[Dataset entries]
-- BEGIN --

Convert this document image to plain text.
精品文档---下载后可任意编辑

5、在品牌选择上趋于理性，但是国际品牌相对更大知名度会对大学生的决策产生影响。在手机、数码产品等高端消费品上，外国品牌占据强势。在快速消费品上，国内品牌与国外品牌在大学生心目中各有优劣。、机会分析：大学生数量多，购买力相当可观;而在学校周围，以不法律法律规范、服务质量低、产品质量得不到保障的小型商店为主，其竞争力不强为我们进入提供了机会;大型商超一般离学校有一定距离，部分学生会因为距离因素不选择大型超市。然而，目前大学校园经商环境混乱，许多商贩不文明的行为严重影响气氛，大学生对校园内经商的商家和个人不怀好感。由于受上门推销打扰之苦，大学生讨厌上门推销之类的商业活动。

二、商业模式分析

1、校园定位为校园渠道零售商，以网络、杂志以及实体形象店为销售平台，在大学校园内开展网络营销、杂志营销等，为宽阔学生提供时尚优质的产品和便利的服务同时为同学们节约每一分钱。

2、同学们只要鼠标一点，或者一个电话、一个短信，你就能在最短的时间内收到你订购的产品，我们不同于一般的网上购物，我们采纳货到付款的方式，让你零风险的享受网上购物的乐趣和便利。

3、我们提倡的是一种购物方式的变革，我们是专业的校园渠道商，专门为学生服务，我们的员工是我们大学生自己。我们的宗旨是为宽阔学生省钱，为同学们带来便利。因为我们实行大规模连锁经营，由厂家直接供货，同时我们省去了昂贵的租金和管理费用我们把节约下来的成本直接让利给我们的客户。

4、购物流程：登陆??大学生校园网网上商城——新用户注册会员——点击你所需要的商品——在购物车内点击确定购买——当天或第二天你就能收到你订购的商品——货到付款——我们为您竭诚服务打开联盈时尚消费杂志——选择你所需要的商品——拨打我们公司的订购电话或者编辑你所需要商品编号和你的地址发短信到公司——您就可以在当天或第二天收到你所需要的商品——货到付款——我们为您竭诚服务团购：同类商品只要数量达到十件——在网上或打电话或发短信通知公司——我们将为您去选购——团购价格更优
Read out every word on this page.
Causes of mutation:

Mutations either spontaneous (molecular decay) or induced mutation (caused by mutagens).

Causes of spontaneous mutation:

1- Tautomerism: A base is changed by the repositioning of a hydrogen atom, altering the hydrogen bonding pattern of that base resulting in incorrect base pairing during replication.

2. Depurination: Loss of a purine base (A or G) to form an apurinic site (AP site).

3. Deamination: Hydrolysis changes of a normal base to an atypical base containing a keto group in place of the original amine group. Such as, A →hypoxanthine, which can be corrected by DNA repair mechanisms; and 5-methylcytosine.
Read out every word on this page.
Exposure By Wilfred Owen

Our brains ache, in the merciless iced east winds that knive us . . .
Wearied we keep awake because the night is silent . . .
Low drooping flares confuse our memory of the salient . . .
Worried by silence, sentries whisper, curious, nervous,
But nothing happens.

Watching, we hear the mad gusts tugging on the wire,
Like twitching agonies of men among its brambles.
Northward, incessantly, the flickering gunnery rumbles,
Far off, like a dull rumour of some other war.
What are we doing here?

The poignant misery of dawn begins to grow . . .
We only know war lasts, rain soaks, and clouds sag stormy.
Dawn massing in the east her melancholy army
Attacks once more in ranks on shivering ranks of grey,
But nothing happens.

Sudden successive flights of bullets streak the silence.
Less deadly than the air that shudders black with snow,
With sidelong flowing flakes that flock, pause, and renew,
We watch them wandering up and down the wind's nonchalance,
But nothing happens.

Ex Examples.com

-- END --

# Set exercise
Transcribe each entry precisely, missing none.

# Solution
Convert this document image to plain text.
精品文档---下载后可任意编辑

5、在品牌选择上趋于理性，但是国际品牌相对更大知名度会对大学生的决策产生影响。在手机、数码产品等高端消费品上，外国品牌占据强势。在快速消费品上，国内品牌与国外品牌在大学生心目中各有优劣。、机会分析：大学生数量多，购买力相当可观;而在学校周围，以不法律法律规范、服务质量低、产品质量得不到保障的小型商店为主，其竞争力不强为我们进入提供了机会;大型商超一般离学校有一定距离，部分学生会因为距离因素不选择大型超市。然而，目前大学校园经商环境混乱，许多商贩不文明的行为严重影响气氛，大学生对校园内经商的商家和个人不怀好感。由于受上门推销打扰之苦，大学生讨厌上门推销之类的商业活动。

二、商业模式分析

1、校园定位为校园渠道零售商，以网络、杂志以及实体形象店为销售平台，在大学校园内开展网络营销、杂志营销等，为宽阔学生提供时尚优质的产品和便利的服务同时为同学们节约每一分钱。

2、同学们只要鼠标一点，或者一个电话、一个短信，你就能在最短的时间内收到你订购的产品，我们不同于一般的网上购物，我们采纳货到付款的方式，让你零风险的享受网上购物的乐趣和便利。

3、我们提倡的是一种购物方式的变革，我们是专业的校园渠道商，专门为学生服务，我们的员工是我们大学生自己。我们的宗旨是为宽阔学生省钱，为同学们带来便利。因为我们实行大规模连锁经营，由厂家直接供货，同时我们省去了昂贵的租金和管理费用我们把节约下来的成本直接让利给我们的客户。

4、购物流程：登陆??大学生校园网网上商城——新用户注册会员——点击你所需要的商品——在购物车内点击确定购买——当天或第二天你就能收到你订购的商品——货到付款——我们为您竭诚服务打开联盈时尚消费杂志——选择你所需要的商品——拨打我们公司的订购电话或者编辑你所需要商品编号和你的地址发短信到公司——您就可以在当天或第二天收到你所需要的商品——货到付款——我们为您竭诚服务团购：同类商品只要数量达到十件——在网上或打电话或发短信通知公司——我们将为您去选购——团购价格更优
Read out every word on this page.
Causes of mutation:

Mutations either spontaneous (molecular decay) or induced mutation (caused by mutagens).

Causes of spontaneous mutation:

1- Tautomerism: A base is changed by the repositioning of a hydrogen atom, altering the hydrogen bonding pattern of that base resulting in incorrect base pairing during replication.

2. Depurination: Loss of a purine base (A or G) to form an apurinic site (AP site).

3. Deamination: Hydrolysis changes of a normal base to an atypical base containing a keto group in place of the original amine group. Such as, A →hypoxanthine, which can be corrected by DNA repair mechanisms; and 5-methylcytosine.
Read out every word on this page.
Exposure By Wilfred Owen

Our brains ache, in the merciless iced east winds that knive us . . .
Wearied we keep awake because the night is silent . . .
Low drooping flares confuse our memory of the salient . . .
Worried by silence, sentries whisper, curious, nervous,
But nothing happens.

Watching, we hear the mad gusts tugging on the wire,
Like twitching agonies of men among its brambles.
Northward, incessantly, the flickering gunnery rumbles,
Far off, like a dull rumour of some other war.
What are we doing here?

The poignant misery of dawn begins to grow . . .
We only know war lasts, rain soaks, and clouds sag stormy.
Dawn massing in the east her melancholy army
Attacks once more in ranks on shivering ranks of grey,
But nothing happens.

Sudden successive flights of bullets streak the silence.
Less deadly than the air that shudders black with snow,
With sidelong flowing flakes that flock, pause, and renew,
We watch them wandering up and down the wind's nonchalance,
But nothing happens.

Ex Examples.com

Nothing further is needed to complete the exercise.